OBJECTIVE
Select the lines that hold the word "this" and copy each one.

====== PROVIDED MATERIAL ======

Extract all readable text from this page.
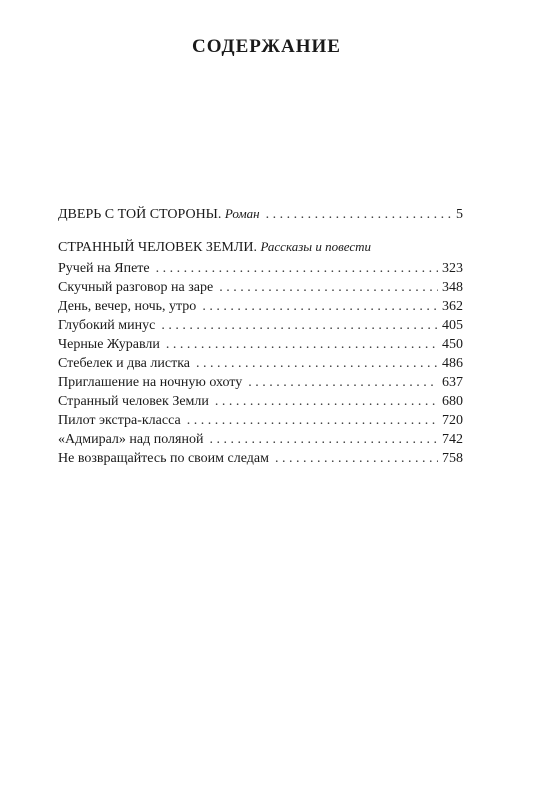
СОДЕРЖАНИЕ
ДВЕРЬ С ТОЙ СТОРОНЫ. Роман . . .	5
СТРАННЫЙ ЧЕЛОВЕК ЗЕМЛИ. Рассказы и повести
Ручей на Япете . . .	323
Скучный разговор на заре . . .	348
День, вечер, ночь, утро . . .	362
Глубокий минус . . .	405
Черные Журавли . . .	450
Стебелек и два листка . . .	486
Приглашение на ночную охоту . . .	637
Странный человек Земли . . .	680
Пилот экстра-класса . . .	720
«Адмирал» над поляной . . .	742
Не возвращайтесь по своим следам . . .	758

======
====== PROVIDED MATERIAL ======

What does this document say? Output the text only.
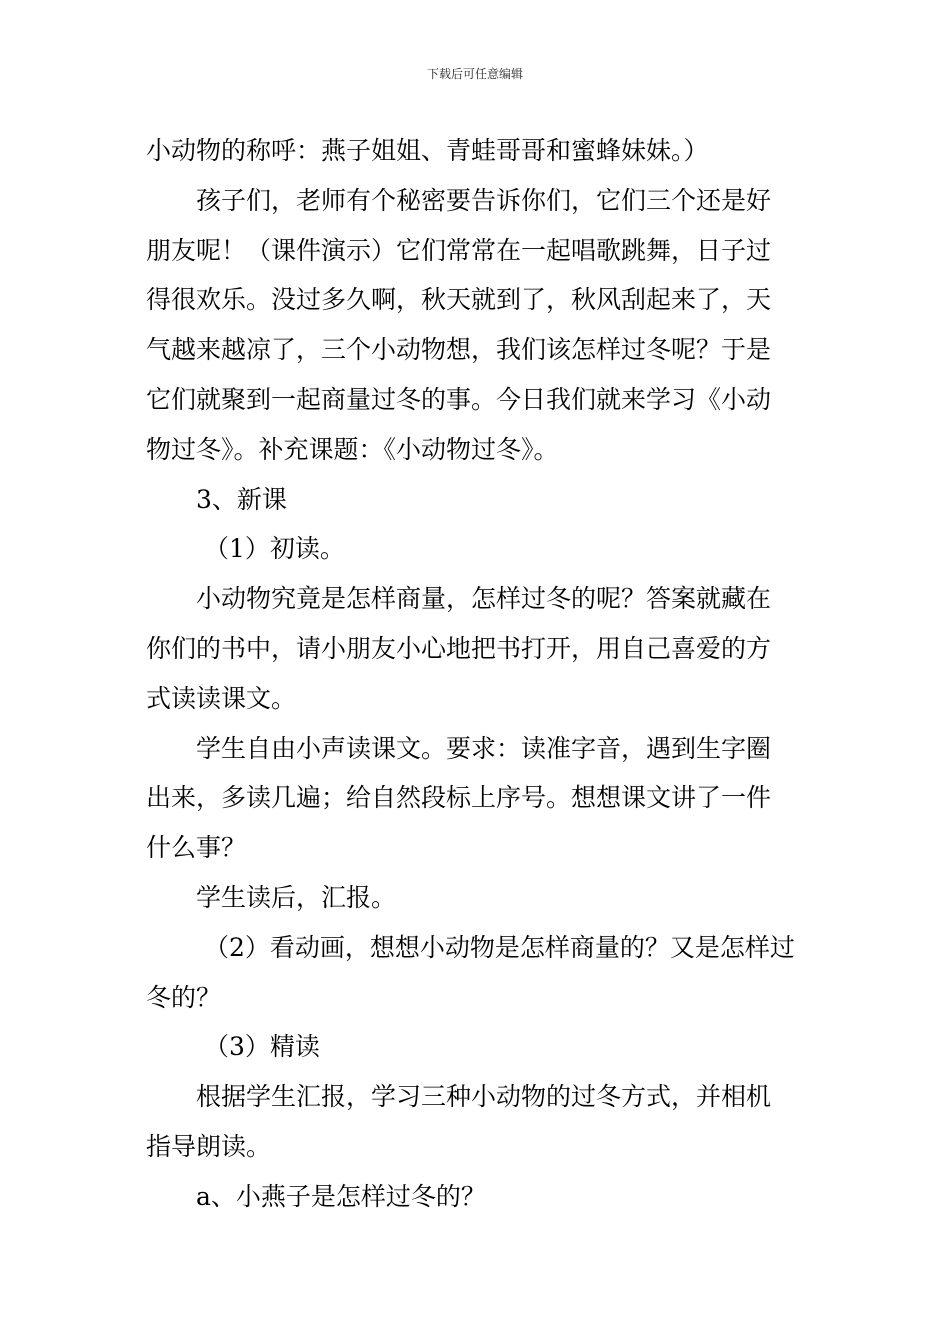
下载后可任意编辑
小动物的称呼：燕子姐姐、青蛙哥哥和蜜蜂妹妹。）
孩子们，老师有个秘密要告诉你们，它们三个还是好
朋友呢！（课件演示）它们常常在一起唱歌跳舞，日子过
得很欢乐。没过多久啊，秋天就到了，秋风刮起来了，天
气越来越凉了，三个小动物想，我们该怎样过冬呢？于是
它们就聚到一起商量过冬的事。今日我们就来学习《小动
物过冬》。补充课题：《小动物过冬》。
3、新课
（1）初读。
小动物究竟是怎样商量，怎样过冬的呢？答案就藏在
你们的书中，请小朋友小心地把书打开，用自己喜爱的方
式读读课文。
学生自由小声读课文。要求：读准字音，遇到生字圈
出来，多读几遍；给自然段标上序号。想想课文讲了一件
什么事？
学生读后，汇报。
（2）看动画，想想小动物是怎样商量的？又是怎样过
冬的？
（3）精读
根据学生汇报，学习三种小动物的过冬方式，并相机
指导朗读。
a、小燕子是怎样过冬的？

======

WRITTEN RESPONSE
Extract all readable text from this page.
What does this document say? Output the text only.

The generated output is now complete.